§ WRITTEN REQUEST
Output the part of the records that opens with the line containing "y-tick-label: $20,000 [49, 278, 86, 289]" and closes with the line containing "legend-label: MHB [499, 437, 522, 448]" as a Markdown table with the columns Row and Line, numbering each line and leaving out blank lines.

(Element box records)
▬▬▬▬▬▬

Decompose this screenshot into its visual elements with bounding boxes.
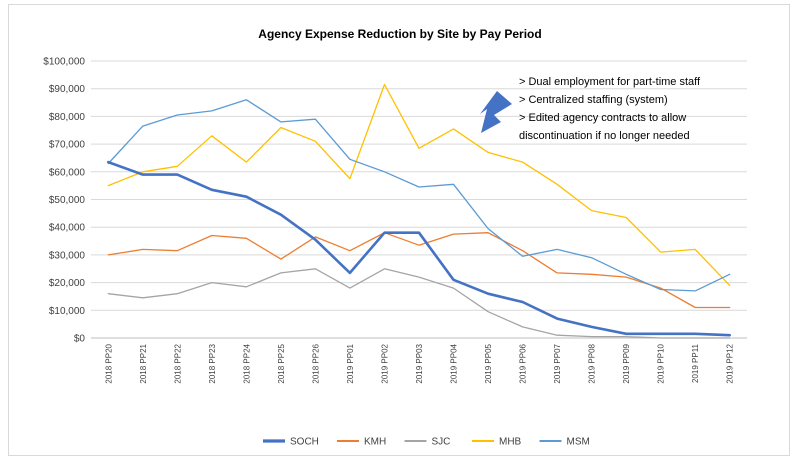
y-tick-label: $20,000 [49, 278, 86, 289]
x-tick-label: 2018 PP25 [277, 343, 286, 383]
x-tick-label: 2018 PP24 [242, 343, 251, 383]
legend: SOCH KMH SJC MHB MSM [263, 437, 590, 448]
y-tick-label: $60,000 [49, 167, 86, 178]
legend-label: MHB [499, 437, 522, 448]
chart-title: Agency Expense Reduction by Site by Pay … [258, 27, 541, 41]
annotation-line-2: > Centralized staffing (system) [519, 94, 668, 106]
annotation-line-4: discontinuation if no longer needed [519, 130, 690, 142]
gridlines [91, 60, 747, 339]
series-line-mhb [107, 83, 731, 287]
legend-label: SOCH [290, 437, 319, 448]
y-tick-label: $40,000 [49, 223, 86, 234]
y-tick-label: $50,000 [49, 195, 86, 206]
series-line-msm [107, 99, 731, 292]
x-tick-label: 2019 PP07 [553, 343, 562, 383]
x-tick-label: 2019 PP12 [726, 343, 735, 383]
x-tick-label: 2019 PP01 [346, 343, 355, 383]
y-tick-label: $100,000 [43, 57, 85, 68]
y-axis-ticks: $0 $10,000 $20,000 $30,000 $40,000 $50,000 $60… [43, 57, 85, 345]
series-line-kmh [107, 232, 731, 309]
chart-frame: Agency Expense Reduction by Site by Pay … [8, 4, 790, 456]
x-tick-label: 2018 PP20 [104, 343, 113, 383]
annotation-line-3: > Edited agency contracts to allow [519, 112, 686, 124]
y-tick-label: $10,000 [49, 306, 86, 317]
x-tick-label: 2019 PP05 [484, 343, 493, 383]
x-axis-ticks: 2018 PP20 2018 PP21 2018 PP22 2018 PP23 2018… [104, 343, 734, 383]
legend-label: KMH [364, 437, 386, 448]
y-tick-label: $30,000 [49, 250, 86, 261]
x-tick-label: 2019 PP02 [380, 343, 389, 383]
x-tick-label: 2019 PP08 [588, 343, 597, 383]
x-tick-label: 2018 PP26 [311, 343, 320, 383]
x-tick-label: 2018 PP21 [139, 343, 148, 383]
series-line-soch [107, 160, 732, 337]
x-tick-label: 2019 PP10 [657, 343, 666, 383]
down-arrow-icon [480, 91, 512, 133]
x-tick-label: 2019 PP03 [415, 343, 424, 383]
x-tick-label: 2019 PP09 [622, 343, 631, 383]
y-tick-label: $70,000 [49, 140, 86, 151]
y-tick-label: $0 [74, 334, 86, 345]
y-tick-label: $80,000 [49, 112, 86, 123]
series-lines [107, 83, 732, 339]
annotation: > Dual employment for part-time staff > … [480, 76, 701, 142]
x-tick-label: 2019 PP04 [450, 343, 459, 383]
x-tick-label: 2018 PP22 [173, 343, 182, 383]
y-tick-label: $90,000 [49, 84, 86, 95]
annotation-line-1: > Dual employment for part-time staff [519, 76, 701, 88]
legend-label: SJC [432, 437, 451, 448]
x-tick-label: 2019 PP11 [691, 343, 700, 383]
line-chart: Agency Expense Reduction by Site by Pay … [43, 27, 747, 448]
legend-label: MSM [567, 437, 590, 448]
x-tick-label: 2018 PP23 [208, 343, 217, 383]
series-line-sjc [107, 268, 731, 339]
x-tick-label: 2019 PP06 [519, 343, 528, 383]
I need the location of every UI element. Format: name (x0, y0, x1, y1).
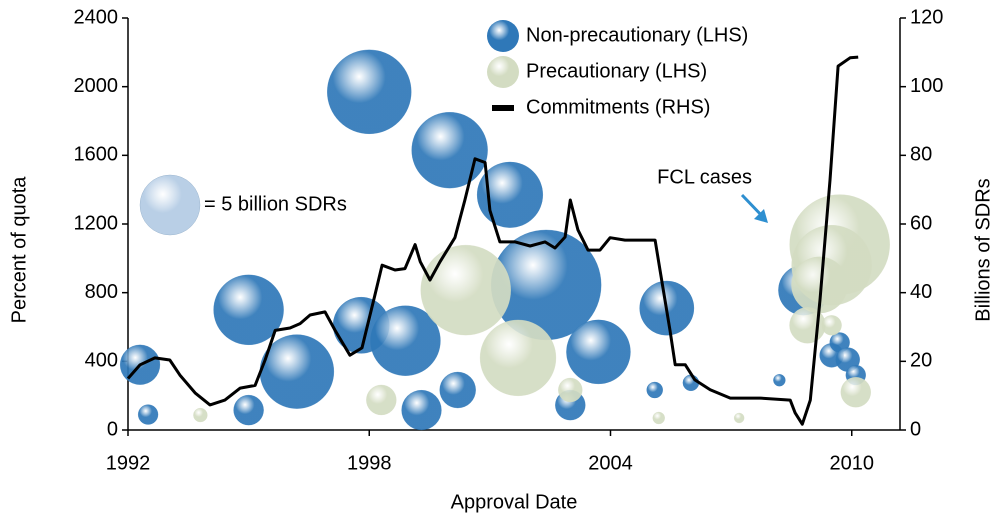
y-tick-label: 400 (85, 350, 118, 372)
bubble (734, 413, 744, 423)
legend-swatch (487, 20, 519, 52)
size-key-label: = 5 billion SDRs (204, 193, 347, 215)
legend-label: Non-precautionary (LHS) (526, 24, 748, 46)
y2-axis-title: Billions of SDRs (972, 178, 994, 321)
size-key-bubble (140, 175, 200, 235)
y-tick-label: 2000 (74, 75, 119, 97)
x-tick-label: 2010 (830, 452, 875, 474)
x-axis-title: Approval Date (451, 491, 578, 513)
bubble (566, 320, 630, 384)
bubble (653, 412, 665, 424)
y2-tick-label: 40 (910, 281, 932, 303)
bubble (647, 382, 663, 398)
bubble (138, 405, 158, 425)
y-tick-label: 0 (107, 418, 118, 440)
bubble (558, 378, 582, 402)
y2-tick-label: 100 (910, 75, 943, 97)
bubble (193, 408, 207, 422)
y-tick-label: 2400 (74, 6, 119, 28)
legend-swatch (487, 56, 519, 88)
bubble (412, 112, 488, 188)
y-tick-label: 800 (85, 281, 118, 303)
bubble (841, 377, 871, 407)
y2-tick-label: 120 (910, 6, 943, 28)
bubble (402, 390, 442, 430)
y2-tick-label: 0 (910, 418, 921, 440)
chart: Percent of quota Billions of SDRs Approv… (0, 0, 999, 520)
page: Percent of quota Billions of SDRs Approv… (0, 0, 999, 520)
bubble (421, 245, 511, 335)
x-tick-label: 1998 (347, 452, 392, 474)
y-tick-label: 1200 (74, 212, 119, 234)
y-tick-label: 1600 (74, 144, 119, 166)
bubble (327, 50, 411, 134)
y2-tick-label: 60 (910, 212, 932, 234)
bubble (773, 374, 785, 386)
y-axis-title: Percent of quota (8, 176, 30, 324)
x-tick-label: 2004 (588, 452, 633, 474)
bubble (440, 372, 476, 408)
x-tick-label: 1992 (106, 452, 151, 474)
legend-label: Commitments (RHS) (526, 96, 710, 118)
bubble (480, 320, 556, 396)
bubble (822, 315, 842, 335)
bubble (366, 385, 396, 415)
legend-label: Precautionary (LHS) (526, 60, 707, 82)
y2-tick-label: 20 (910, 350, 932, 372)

▬▬▬▬▬▬

§ CORRECT OUTPUT
| Row | Line |
|---|---|
| 1 | y-tick-label: $20,000 [49, 278, 86, 289] |
| 2 | x-tick-label: 2018 PP25 [277, 343, 286, 383] |
| 3 | x-tick-label: 2018 PP24 [242, 343, 251, 383] |
| 4 | legend: SOCH KMH SJC MHB MSM [263, 437, 590, 448] |
| 5 | y-tick-label: $60,000 [49, 167, 86, 178] |
| 6 | legend-label: MHB [499, 437, 522, 448] |